== Material
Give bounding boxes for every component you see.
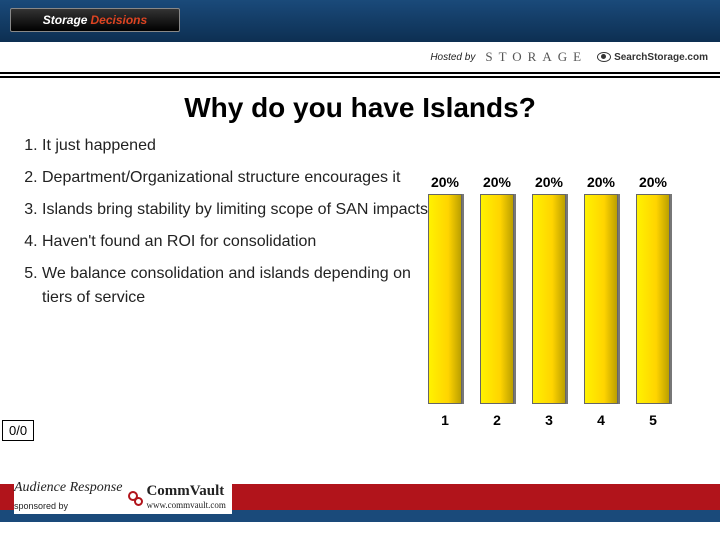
logo-word-2: Decisions: [90, 13, 147, 27]
bar-percent-label: 20%: [587, 174, 615, 190]
bar-rect: [480, 194, 514, 404]
content-area: It just happened Department/Organization…: [0, 134, 720, 434]
bar-percent-label: 20%: [639, 174, 667, 190]
bar-category-label: 2: [480, 412, 514, 428]
divider: [0, 76, 720, 78]
bar-category-label: 4: [584, 412, 618, 428]
bar-category-label: 5: [636, 412, 670, 428]
chart-bar: 20%: [636, 174, 670, 404]
logo-word-1: Storage: [43, 13, 88, 27]
audience-response-label: Audience Response: [14, 480, 122, 495]
slide-title: Why do you have Islands?: [0, 92, 720, 124]
searchstorage-logo: SearchStorage.com: [597, 52, 708, 63]
sponsored-by-label: sponsored by: [14, 501, 68, 511]
chart-bar: 20%: [480, 174, 514, 404]
bar-chart: 20% 1 20% 2 20% 3 20% 4 20% 5: [428, 154, 688, 434]
footer: Audience Response sponsored by CommVault…: [0, 484, 720, 540]
hosted-by-strip: Hosted by STORAGE SearchStorage.com: [0, 42, 720, 74]
chart-bar: 20%: [428, 174, 462, 404]
answers-list: It just happened Department/Organization…: [18, 134, 428, 434]
answer-item: Haven't found an ROI for consolidation: [42, 230, 428, 254]
bar-percent-label: 20%: [483, 174, 511, 190]
answer-item: Department/Organizational structure enco…: [42, 166, 428, 190]
audience-response-sponsor: Audience Response sponsored by CommVault…: [14, 478, 232, 514]
chart-bar: 20%: [532, 174, 566, 404]
bar-percent-label: 20%: [431, 174, 459, 190]
commvault-icon: [128, 491, 138, 501]
commvault-logo: CommVault www.commvault.com: [146, 483, 225, 510]
hosted-by-label: Hosted by: [430, 52, 475, 63]
bar-rect: [532, 194, 566, 404]
chart-bar: 20%: [584, 174, 618, 404]
chart-area: 20% 1 20% 2 20% 3 20% 4 20% 5: [428, 134, 702, 434]
answer-item: Islands bring stability by limiting scop…: [42, 198, 428, 222]
eye-icon: [597, 52, 611, 62]
bar-category-label: 3: [532, 412, 566, 428]
response-counter: 0/0: [2, 420, 34, 441]
top-banner: Storage Decisions: [0, 0, 720, 42]
commvault-url: www.commvault.com: [146, 500, 225, 510]
answer-item: We balance consolidation and islands dep…: [42, 262, 428, 310]
storage-decisions-logo: Storage Decisions: [10, 8, 180, 32]
bar-rect: [428, 194, 462, 404]
bar-rect: [584, 194, 618, 404]
storage-magazine-logo: STORAGE: [485, 49, 587, 65]
bar-rect: [636, 194, 670, 404]
bar-category-label: 1: [428, 412, 462, 428]
searchstorage-text: SearchStorage.com: [614, 52, 708, 63]
answer-item: It just happened: [42, 134, 428, 158]
bar-percent-label: 20%: [535, 174, 563, 190]
commvault-name: CommVault: [146, 483, 224, 499]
====
Copy the data above line for line without changing anything, and leave out the picture.

Response
Give bounding boxes for every component you see.
logo-word-2: Decisions: [90, 13, 147, 27]
bar-percent-label: 20%: [587, 174, 615, 190]
bar-rect: [480, 194, 514, 404]
content-area: It just happened Department/Organization…: [0, 134, 720, 434]
bar-percent-label: 20%: [639, 174, 667, 190]
bar-category-label: 2: [480, 412, 514, 428]
divider: [0, 76, 720, 78]
bar-category-label: 4: [584, 412, 618, 428]
bar-category-label: 5: [636, 412, 670, 428]
chart-bar: 20%: [636, 174, 670, 404]
logo-word-1: Storage: [43, 13, 88, 27]
audience-response-label: Audience Response: [14, 480, 122, 495]
slide-title: Why do you have Islands?: [0, 92, 720, 124]
searchstorage-logo: SearchStorage.com: [597, 52, 708, 63]
sponsored-by-label: sponsored by: [14, 501, 68, 511]
chart-bar: 20%: [480, 174, 514, 404]
bar-chart: 20% 1 20% 2 20% 3 20% 4 20% 5: [428, 154, 688, 434]
footer: Audience Response sponsored by CommVault…: [0, 484, 720, 540]
hosted-by-strip: Hosted by STORAGE SearchStorage.com: [0, 42, 720, 74]
chart-bar: 20%: [428, 174, 462, 404]
answers-list: It just happened Department/Organization…: [18, 134, 428, 434]
answer-item: Haven't found an ROI for consolidation: [42, 230, 428, 254]
bar-percent-label: 20%: [483, 174, 511, 190]
answer-item: Department/Organizational structure enco…: [42, 166, 428, 190]
audience-response-sponsor: Audience Response sponsored by CommVault…: [14, 478, 232, 514]
chart-bar: 20%: [532, 174, 566, 404]
bar-percent-label: 20%: [431, 174, 459, 190]
commvault-icon: [128, 491, 138, 501]
commvault-logo: CommVault www.commvault.com: [146, 483, 225, 510]
hosted-by-label: Hosted by: [430, 52, 475, 63]
bar-rect: [532, 194, 566, 404]
chart-bar: 20%: [584, 174, 618, 404]
chart-area: 20% 1 20% 2 20% 3 20% 4 20% 5: [428, 134, 702, 434]
answer-item: Islands bring stability by limiting scop…: [42, 198, 428, 222]
eye-icon: [597, 52, 611, 62]
bar-category-label: 3: [532, 412, 566, 428]
response-counter: 0/0: [2, 420, 34, 441]
top-banner: Storage Decisions: [0, 0, 720, 42]
commvault-url: www.commvault.com: [146, 500, 225, 510]
answer-item: We balance consolidation and islands dep…: [42, 262, 428, 310]
storage-decisions-logo: Storage Decisions: [10, 8, 180, 32]
bar-rect: [428, 194, 462, 404]
bar-rect: [584, 194, 618, 404]
storage-magazine-logo: STORAGE: [485, 49, 587, 65]
bar-rect: [636, 194, 670, 404]
bar-category-label: 1: [428, 412, 462, 428]
searchstorage-text: SearchStorage.com: [614, 52, 708, 63]
answer-item: It just happened: [42, 134, 428, 158]
bar-percent-label: 20%: [535, 174, 563, 190]
commvault-name: CommVault: [146, 483, 224, 499]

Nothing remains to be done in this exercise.